(Data entries)

- - - - -

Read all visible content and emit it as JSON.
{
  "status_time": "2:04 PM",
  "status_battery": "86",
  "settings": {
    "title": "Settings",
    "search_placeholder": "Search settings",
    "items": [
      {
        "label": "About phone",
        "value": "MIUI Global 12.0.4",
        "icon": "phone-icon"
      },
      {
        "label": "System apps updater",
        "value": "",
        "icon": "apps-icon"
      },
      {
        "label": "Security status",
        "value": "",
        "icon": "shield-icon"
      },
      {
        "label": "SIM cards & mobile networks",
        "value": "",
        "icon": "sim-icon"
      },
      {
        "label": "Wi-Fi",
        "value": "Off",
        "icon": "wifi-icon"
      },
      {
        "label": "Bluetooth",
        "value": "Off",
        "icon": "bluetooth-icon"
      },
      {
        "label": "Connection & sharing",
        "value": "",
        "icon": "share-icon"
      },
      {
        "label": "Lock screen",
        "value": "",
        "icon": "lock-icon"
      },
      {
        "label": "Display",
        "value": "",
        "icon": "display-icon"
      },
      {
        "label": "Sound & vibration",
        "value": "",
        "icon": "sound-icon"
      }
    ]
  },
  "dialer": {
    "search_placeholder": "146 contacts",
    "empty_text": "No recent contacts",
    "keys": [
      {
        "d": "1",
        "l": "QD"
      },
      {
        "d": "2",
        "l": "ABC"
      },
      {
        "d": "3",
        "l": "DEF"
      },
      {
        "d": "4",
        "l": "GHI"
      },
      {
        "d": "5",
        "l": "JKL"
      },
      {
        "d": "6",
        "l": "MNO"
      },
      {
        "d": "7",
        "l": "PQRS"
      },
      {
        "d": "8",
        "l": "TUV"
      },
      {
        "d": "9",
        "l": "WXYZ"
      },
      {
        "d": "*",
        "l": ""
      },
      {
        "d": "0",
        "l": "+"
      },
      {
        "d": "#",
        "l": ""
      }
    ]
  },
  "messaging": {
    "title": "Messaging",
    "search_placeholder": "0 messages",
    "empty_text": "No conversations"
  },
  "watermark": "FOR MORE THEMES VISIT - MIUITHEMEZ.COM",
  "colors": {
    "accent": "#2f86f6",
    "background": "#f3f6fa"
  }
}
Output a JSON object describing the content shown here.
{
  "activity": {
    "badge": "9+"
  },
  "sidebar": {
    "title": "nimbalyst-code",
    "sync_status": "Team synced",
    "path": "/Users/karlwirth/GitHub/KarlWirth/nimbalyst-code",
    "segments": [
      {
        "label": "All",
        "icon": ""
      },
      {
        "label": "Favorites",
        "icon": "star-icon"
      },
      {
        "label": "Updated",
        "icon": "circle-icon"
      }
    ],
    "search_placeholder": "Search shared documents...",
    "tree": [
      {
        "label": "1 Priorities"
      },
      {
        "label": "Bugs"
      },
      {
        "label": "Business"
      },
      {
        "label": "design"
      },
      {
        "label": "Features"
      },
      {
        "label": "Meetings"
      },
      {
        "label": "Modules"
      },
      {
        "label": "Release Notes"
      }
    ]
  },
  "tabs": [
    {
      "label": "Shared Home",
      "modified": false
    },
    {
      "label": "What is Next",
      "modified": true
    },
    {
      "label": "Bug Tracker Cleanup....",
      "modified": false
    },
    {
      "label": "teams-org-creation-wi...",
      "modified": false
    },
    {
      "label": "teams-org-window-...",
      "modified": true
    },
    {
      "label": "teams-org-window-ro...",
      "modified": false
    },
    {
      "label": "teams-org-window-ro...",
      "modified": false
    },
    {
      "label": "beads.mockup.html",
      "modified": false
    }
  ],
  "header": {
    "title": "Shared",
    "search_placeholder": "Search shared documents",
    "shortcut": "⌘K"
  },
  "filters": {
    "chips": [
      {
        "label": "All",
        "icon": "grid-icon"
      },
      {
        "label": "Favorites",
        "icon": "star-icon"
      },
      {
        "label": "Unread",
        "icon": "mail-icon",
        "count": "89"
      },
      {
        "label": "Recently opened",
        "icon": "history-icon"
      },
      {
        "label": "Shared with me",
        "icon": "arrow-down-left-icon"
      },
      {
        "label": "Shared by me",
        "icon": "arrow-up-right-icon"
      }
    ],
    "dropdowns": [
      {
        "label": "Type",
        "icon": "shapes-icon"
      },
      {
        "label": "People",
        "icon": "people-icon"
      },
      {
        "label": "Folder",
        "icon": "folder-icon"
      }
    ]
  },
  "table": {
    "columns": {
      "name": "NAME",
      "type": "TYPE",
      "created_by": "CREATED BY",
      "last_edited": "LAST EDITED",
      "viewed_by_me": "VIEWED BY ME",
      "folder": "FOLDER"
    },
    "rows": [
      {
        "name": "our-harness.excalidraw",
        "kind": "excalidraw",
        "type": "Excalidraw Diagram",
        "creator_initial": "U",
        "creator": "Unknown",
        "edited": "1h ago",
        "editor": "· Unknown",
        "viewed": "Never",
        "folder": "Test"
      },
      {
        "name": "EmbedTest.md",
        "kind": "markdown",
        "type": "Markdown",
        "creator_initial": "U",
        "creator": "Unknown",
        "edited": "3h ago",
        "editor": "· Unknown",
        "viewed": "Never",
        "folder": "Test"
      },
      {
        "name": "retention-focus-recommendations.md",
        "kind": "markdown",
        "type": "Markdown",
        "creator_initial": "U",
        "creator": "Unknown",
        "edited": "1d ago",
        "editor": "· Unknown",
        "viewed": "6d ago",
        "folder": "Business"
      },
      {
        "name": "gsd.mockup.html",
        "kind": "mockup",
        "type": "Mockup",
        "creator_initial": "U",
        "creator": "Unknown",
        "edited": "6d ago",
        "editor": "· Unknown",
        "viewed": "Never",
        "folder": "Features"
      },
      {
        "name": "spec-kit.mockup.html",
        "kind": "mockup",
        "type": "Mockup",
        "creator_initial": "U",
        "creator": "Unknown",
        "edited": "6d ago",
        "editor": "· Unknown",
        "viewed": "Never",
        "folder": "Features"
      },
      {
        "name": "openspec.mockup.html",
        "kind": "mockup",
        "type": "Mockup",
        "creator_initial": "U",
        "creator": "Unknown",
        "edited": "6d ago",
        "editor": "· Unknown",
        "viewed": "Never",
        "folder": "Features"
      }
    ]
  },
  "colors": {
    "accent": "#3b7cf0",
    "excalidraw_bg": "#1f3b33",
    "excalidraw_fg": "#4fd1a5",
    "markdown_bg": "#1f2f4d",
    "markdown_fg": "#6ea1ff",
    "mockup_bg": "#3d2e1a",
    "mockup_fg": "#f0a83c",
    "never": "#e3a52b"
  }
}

- - - - -

Task goal
Gather up every line from the listing above in which the word "name" occurs.

Result of this exercise
      "name": "NAME",
        "name": "our-harness.excalidraw",
        "name": "EmbedTest.md",
        "name": "retention-focus-recommendations.md",
        "name": "gsd.mockup.html",
        "name": "spec-kit.mockup.html",
        "name": "openspec.mockup.html",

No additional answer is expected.